The ubiquity of Starbucks locations in America’s dense urban centers is a running joke, and it’s not even a new one. The insufferable yuppie couple of the 2000 movie Best in Show famously joked about it: “We met at a Starbucks…not the same Starbucks. But we saw each other at different Starbucks across the street.” And while, at that point, they most likely are referencing a major city—I think Meg and Hamilton Swan hail from a fictitious suburb of Chicago—at this point it could easily be a much smaller one.
If I stand in the dead center of my hometown of Indianapolis—right at the iconic Monument Circle—I can indeed easily see two Starbucks, when pivoting slightly. One of them—just to the east of the Circle—is a longstanding corporate location, and one so successful that to this day it remains jam-packed up until it closes at midnight. The other, to the north of the Circle, is affiliated with a Sheraton Hotel and thus is almost definitely not part of Starbucks corporate. So I guess that’s not quite the same as “different Starbucks across the street.” But it’s close.
The SoMa (South of Market) neighborhood of San Francisco, denser than downtown Indianapolis by multiples, offers a coy juxtaposition that Hamilton and Meg could easily have embraced, toting along their Macs and their J. Crew catalogues. Or L.L. Bean. This location, in a multi-story parking garage, sits at the southwest corner of 4th and Mission streets. And sixty feet away, at the southeast corner of this same intersection, we espy another.The brand isn’t so conspicuous on this location, but the telltale green lettering projects itself from the awning above the central door. Due to the shadows, it’s very hard to see in this photo (unfortunately), but it’s a Starbucks. It would genuinely be feasible to sit in one Starbucks and wave hello to a friend in the Starbucks across the street.

(Items from a data source)
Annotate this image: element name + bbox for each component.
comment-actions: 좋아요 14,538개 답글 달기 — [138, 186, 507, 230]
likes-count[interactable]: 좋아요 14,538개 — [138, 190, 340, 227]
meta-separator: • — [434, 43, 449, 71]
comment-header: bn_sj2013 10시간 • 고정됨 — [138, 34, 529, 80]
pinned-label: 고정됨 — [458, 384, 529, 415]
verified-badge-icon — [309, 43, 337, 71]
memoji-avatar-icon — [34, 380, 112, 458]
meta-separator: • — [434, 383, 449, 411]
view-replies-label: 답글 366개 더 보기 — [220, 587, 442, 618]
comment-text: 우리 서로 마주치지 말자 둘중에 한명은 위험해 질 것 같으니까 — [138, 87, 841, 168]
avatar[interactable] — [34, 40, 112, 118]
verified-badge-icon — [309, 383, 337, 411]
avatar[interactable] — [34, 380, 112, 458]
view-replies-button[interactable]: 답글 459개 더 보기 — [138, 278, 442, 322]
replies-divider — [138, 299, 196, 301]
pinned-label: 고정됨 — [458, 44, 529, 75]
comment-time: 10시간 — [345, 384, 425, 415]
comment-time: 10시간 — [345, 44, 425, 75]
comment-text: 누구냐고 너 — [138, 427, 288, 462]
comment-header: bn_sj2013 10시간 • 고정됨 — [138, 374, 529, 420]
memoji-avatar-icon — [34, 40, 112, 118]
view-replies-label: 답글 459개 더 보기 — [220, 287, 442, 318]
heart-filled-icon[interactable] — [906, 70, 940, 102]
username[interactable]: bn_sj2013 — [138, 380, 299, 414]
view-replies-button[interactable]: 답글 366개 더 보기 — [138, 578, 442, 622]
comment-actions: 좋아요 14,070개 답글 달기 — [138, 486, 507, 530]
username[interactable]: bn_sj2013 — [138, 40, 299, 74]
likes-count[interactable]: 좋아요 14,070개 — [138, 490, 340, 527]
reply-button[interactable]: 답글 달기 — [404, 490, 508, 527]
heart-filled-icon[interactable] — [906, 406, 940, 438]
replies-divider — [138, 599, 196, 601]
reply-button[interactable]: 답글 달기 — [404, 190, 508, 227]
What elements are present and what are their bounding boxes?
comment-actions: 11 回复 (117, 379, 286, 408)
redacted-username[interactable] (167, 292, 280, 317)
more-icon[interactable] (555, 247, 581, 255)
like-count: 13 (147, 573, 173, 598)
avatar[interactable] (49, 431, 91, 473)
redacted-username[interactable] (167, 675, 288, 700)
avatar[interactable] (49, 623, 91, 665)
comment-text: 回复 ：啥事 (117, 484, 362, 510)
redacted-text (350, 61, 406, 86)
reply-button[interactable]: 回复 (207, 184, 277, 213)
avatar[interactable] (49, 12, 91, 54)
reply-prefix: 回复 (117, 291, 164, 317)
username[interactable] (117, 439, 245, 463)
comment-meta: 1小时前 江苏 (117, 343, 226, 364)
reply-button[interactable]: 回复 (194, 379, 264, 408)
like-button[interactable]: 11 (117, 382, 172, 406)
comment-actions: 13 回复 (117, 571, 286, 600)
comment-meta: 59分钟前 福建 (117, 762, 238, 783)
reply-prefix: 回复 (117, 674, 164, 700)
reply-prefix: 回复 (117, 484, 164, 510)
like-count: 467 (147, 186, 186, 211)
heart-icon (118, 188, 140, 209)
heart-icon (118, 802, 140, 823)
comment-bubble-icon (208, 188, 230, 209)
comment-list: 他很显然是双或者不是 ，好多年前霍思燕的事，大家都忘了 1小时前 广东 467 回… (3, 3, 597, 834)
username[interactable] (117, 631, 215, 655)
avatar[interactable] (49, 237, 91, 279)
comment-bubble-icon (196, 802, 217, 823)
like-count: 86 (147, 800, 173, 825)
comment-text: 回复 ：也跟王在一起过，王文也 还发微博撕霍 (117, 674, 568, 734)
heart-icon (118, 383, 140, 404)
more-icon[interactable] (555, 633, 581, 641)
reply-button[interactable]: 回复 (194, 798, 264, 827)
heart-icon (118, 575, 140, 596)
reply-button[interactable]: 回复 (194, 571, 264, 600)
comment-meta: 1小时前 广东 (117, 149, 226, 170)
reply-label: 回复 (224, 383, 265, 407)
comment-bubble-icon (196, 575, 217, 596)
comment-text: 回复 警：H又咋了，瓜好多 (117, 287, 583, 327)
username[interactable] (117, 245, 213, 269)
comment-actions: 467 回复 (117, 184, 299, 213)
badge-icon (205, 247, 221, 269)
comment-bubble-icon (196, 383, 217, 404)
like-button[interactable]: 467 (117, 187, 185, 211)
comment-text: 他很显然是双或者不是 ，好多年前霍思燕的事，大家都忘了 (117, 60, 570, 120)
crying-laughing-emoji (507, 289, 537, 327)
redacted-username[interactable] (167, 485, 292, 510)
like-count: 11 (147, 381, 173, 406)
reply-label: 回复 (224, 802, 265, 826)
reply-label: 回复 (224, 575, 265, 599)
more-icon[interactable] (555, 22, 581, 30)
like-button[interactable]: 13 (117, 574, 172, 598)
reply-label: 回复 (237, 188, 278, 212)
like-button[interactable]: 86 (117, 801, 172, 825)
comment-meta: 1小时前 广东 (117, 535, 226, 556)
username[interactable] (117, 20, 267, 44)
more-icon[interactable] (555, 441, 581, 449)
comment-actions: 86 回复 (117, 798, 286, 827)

• Your tasks:
(1) Write out the stretch of the Starbucks passage from "The SoMa (South" through "the Starbucks across the street.", word for word.
(2) Carry the piece about Starbucks locations on past its last sentence.

• Answers for this exercise:
(1)
The SoMa (South of Market) neighborhood of San Francisco, denser than downtown Indianapolis by multiples, offers a coy juxtaposition that Hamilton and Meg could easily have embraced, toting along their Macs and their J. Crew catalogues. Or L.L. Bean. This location, in a multi-story parking garage, sits at the southwest corner of 4th and Mission streets. And sixty feet away, at the southeast corner of this same intersection, we espy another.The brand isn’t so conspicuous on this location, but the telltale green lettering projects itself from the awning above the central door. Due to the shadows, it’s very hard to see in this photo (unfortunately), but it’s a Starbucks. It would genuinely be feasible to sit in one Starbucks and wave hello to a friend in the Starbucks across the street.

(2)
Why on earth would a company allow for such self-defeating positioning of its own brand? To be fair, the reasoning for these two proximal Starbucks in San Francisco is hardly different from Indianapolis. The first appears to be another Starbucks corporate location, while the second is affiliated with another popular yuppie retailer.The longstanding partnership between Target and Starbucks has essentially mandated that every location of the discount department store feature a location of the coffee shop near its entrance. This particular Target, like most urban locations, requires customers to ascend an escalator to reach the merchandise. But the Starbucks itself is at street level, with an entrance directly from the street and another from the interior near those escalators.
Few other brands could pull this off, and even Starbucks might not do this without good reason. These SoMa locations, though, are less than a block from the Moscone Center, San Francisco’s expansive, multi-block convention center. And convention goers aren’t known for their adventurous proclivities; they like familiar names. I’d imagine conventioneers themselves could easily sustain both locations, and if they couldn’t, the one on the southwest corner (unaffiliated with Target) would probably fold. And, at the Indianapolis pairing, the same condition probably applies: both locations are just a few blocks from the city’s convention center, and I’d presume Sheraton has a similar partnership as Starbucks with the omnipresent coffee chain.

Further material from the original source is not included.